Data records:
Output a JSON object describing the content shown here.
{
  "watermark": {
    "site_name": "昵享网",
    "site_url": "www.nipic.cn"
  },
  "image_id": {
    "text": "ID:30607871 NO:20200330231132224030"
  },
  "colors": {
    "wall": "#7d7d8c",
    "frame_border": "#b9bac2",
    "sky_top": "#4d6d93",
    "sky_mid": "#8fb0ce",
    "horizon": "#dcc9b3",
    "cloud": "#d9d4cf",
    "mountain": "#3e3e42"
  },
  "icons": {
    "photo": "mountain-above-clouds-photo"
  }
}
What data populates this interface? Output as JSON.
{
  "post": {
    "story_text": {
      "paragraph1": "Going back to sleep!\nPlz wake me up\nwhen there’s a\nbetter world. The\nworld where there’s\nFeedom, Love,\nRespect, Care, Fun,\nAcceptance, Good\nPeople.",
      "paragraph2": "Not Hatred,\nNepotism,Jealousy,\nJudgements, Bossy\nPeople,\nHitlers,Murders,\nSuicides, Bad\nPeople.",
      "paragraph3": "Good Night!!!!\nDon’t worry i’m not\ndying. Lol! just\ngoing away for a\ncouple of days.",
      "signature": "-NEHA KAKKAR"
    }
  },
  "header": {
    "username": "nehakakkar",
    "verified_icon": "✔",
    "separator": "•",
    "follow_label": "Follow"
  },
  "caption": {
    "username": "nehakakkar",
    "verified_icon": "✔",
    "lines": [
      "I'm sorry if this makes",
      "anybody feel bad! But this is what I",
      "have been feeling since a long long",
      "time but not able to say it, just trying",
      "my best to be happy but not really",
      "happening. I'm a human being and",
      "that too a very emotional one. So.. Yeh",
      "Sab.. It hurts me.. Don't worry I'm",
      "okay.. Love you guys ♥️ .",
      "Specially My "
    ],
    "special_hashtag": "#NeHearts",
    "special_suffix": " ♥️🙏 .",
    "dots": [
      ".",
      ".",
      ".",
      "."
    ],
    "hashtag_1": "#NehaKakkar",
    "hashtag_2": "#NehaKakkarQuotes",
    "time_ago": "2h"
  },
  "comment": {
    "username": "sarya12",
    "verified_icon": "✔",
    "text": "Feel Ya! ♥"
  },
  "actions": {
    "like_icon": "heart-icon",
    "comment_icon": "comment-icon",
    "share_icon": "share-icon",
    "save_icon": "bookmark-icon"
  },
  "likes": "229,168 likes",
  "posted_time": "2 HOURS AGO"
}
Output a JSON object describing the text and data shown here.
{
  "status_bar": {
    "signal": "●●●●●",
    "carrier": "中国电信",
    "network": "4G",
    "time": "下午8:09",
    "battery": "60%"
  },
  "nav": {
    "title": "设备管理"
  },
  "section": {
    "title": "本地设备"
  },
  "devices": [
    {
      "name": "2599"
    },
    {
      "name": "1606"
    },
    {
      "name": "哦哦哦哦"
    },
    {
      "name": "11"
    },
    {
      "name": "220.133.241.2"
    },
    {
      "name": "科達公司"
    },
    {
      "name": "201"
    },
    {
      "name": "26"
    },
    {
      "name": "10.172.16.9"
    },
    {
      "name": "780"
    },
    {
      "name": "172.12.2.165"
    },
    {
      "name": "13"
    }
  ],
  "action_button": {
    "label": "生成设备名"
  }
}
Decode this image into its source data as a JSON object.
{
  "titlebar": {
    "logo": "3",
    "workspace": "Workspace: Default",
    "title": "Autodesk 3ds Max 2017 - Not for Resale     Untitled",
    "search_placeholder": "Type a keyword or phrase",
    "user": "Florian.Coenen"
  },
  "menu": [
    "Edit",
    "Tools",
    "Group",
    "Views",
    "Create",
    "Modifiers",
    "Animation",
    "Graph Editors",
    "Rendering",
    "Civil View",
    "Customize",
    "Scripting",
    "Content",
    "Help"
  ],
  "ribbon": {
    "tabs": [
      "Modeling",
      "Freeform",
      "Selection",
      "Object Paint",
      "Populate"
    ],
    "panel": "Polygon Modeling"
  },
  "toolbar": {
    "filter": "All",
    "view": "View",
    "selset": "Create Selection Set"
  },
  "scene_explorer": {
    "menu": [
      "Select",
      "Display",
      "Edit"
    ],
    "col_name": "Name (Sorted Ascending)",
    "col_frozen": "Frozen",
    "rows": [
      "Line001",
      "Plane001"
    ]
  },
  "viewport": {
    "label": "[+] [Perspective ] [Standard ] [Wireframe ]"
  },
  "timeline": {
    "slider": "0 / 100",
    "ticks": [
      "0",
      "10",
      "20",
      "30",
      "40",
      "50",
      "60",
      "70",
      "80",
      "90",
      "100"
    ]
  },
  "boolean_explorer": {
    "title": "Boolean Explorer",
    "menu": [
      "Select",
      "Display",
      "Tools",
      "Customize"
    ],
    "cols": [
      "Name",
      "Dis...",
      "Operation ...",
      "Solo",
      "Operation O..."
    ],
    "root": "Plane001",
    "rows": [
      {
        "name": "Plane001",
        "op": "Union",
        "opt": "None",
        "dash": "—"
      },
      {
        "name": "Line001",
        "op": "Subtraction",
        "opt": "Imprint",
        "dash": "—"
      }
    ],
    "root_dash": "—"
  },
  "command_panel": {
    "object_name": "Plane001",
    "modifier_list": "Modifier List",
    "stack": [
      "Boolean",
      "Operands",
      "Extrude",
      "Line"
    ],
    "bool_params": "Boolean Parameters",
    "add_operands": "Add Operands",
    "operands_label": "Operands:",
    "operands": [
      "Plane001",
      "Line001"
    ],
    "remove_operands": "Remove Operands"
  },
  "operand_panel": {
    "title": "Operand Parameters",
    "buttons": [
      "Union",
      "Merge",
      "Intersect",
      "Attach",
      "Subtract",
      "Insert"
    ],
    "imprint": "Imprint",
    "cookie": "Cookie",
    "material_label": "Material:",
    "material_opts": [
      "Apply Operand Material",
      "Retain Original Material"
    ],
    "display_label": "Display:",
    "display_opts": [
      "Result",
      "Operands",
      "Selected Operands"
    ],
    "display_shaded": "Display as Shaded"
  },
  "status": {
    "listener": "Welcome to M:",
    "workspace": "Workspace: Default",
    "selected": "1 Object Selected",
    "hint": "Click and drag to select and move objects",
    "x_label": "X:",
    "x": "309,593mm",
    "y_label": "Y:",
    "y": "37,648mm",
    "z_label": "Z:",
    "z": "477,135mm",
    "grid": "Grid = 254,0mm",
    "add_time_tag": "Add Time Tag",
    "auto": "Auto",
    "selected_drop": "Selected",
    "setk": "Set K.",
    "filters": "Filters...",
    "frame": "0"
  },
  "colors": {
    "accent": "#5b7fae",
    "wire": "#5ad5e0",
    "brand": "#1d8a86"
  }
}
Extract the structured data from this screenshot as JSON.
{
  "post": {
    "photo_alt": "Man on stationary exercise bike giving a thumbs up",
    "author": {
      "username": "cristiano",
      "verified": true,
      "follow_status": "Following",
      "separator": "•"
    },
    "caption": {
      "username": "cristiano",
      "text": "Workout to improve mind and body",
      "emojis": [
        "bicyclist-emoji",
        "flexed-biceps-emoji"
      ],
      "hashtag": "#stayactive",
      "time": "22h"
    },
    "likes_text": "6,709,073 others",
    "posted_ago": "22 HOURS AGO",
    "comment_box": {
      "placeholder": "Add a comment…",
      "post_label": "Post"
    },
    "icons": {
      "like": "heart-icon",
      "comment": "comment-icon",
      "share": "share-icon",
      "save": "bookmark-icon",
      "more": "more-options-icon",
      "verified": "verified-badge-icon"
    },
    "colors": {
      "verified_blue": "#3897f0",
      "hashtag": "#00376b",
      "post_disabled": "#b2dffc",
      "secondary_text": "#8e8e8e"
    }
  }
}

• _Aim_:
Exactly as written above, please repeat the entries.

• _Task answer_:
Output a JSON object describing the content shown here.
{
  "watermark": {
    "site_name": "昵享网",
    "site_url": "www.nipic.cn"
  },
  "image_id": {
    "text": "ID:30607871 NO:20200330231132224030"
  },
  "colors": {
    "wall": "#7d7d8c",
    "frame_border": "#b9bac2",
    "sky_top": "#4d6d93",
    "sky_mid": "#8fb0ce",
    "horizon": "#dcc9b3",
    "cloud": "#d9d4cf",
    "mountain": "#3e3e42"
  },
  "icons": {
    "photo": "mountain-above-clouds-photo"
  }
}
What data populates this interface? Output as JSON.
{
  "post": {
    "story_text": {
      "paragraph1": "Going back to sleep!\nPlz wake me up\nwhen there’s a\nbetter world. The\nworld where there’s\nFeedom, Love,\nRespect, Care, Fun,\nAcceptance, Good\nPeople.",
      "paragraph2": "Not Hatred,\nNepotism,Jealousy,\nJudgements, Bossy\nPeople,\nHitlers,Murders,\nSuicides, Bad\nPeople.",
      "paragraph3": "Good Night!!!!\nDon’t worry i’m not\ndying. Lol! just\ngoing away for a\ncouple of days.",
      "signature": "-NEHA KAKKAR"
    }
  },
  "header": {
    "username": "nehakakkar",
    "verified_icon": "✔",
    "separator": "•",
    "follow_label": "Follow"
  },
  "caption": {
    "username": "nehakakkar",
    "verified_icon": "✔",
    "lines": [
      "I'm sorry if this makes",
      "anybody feel bad! But this is what I",
      "have been feeling since a long long",
      "time but not able to say it, just trying",
      "my best to be happy but not really",
      "happening. I'm a human being and",
      "that too a very emotional one. So.. Yeh",
      "Sab.. It hurts me.. Don't worry I'm",
      "okay.. Love you guys ♥️ .",
      "Specially My "
    ],
    "special_hashtag": "#NeHearts",
    "special_suffix": " ♥️🙏 .",
    "dots": [
      ".",
      ".",
      ".",
      "."
    ],
    "hashtag_1": "#NehaKakkar",
    "hashtag_2": "#NehaKakkarQuotes",
    "time_ago": "2h"
  },
  "comment": {
    "username": "sarya12",
    "verified_icon": "✔",
    "text": "Feel Ya! ♥"
  },
  "actions": {
    "like_icon": "heart-icon",
    "comment_icon": "comment-icon",
    "share_icon": "share-icon",
    "save_icon": "bookmark-icon"
  },
  "likes": "229,168 likes",
  "posted_time": "2 HOURS AGO"
}
Output a JSON object describing the text and data shown here.
{
  "status_bar": {
    "signal": "●●●●●",
    "carrier": "中国电信",
    "network": "4G",
    "time": "下午8:09",
    "battery": "60%"
  },
  "nav": {
    "title": "设备管理"
  },
  "section": {
    "title": "本地设备"
  },
  "devices": [
    {
      "name": "2599"
    },
    {
      "name": "1606"
    },
    {
      "name": "哦哦哦哦"
    },
    {
      "name": "11"
    },
    {
      "name": "220.133.241.2"
    },
    {
      "name": "科達公司"
    },
    {
      "name": "201"
    },
    {
      "name": "26"
    },
    {
      "name": "10.172.16.9"
    },
    {
      "name": "780"
    },
    {
      "name": "172.12.2.165"
    },
    {
      "name": "13"
    }
  ],
  "action_button": {
    "label": "生成设备名"
  }
}
Decode this image into its source data as a JSON object.
{
  "titlebar": {
    "logo": "3",
    "workspace": "Workspace: Default",
    "title": "Autodesk 3ds Max 2017 - Not for Resale     Untitled",
    "search_placeholder": "Type a keyword or phrase",
    "user": "Florian.Coenen"
  },
  "menu": [
    "Edit",
    "Tools",
    "Group",
    "Views",
    "Create",
    "Modifiers",
    "Animation",
    "Graph Editors",
    "Rendering",
    "Civil View",
    "Customize",
    "Scripting",
    "Content",
    "Help"
  ],
  "ribbon": {
    "tabs": [
      "Modeling",
      "Freeform",
      "Selection",
      "Object Paint",
      "Populate"
    ],
    "panel": "Polygon Modeling"
  },
  "toolbar": {
    "filter": "All",
    "view": "View",
    "selset": "Create Selection Set"
  },
  "scene_explorer": {
    "menu": [
      "Select",
      "Display",
      "Edit"
    ],
    "col_name": "Name (Sorted Ascending)",
    "col_frozen": "Frozen",
    "rows": [
      "Line001",
      "Plane001"
    ]
  },
  "viewport": {
    "label": "[+] [Perspective ] [Standard ] [Wireframe ]"
  },
  "timeline": {
    "slider": "0 / 100",
    "ticks": [
      "0",
      "10",
      "20",
      "30",
      "40",
      "50",
      "60",
      "70",
      "80",
      "90",
      "100"
    ]
  },
  "boolean_explorer": {
    "title": "Boolean Explorer",
    "menu": [
      "Select",
      "Display",
      "Tools",
      "Customize"
    ],
    "cols": [
      "Name",
      "Dis...",
      "Operation ...",
      "Solo",
      "Operation O..."
    ],
    "root": "Plane001",
    "rows": [
      {
        "name": "Plane001",
        "op": "Union",
        "opt": "None",
        "dash": "—"
      },
      {
        "name": "Line001",
        "op": "Subtraction",
        "opt": "Imprint",
        "dash": "—"
      }
    ],
    "root_dash": "—"
  },
  "command_panel": {
    "object_name": "Plane001",
    "modifier_list": "Modifier List",
    "stack": [
      "Boolean",
      "Operands",
      "Extrude",
      "Line"
    ],
    "bool_params": "Boolean Parameters",
    "add_operands": "Add Operands",
    "operands_label": "Operands:",
    "operands": [
      "Plane001",
      "Line001"
    ],
    "remove_operands": "Remove Operands"
  },
  "operand_panel": {
    "title": "Operand Parameters",
    "buttons": [
      "Union",
      "Merge",
      "Intersect",
      "Attach",
      "Subtract",
      "Insert"
    ],
    "imprint": "Imprint",
    "cookie": "Cookie",
    "material_label": "Material:",
    "material_opts": [
      "Apply Operand Material",
      "Retain Original Material"
    ],
    "display_label": "Display:",
    "display_opts": [
      "Result",
      "Operands",
      "Selected Operands"
    ],
    "display_shaded": "Display as Shaded"
  },
  "status": {
    "listener": "Welcome to M:",
    "workspace": "Workspace: Default",
    "selected": "1 Object Selected",
    "hint": "Click and drag to select and move objects",
    "x_label": "X:",
    "x": "309,593mm",
    "y_label": "Y:",
    "y": "37,648mm",
    "z_label": "Z:",
    "z": "477,135mm",
    "grid": "Grid = 254,0mm",
    "add_time_tag": "Add Time Tag",
    "auto": "Auto",
    "selected_drop": "Selected",
    "setk": "Set K.",
    "filters": "Filters...",
    "frame": "0"
  },
  "colors": {
    "accent": "#5b7fae",
    "wire": "#5ad5e0",
    "brand": "#1d8a86"
  }
}
Extract the structured data from this screenshot as JSON.
{
  "post": {
    "photo_alt": "Man on stationary exercise bike giving a thumbs up",
    "author": {
      "username": "cristiano",
      "verified": true,
      "follow_status": "Following",
      "separator": "•"
    },
    "caption": {
      "username": "cristiano",
      "text": "Workout to improve mind and body",
      "emojis": [
        "bicyclist-emoji",
        "flexed-biceps-emoji"
      ],
      "hashtag": "#stayactive",
      "time": "22h"
    },
    "likes_text": "6,709,073 others",
    "posted_ago": "22 HOURS AGO",
    "comment_box": {
      "placeholder": "Add a comment…",
      "post_label": "Post"
    },
    "icons": {
      "like": "heart-icon",
      "comment": "comment-icon",
      "share": "share-icon",
      "save": "bookmark-icon",
      "more": "more-options-icon",
      "verified": "verified-badge-icon"
    },
    "colors": {
      "verified_blue": "#3897f0",
      "hashtag": "#00376b",
      "post_disabled": "#b2dffc",
      "secondary_text": "#8e8e8e"
    }
  }
}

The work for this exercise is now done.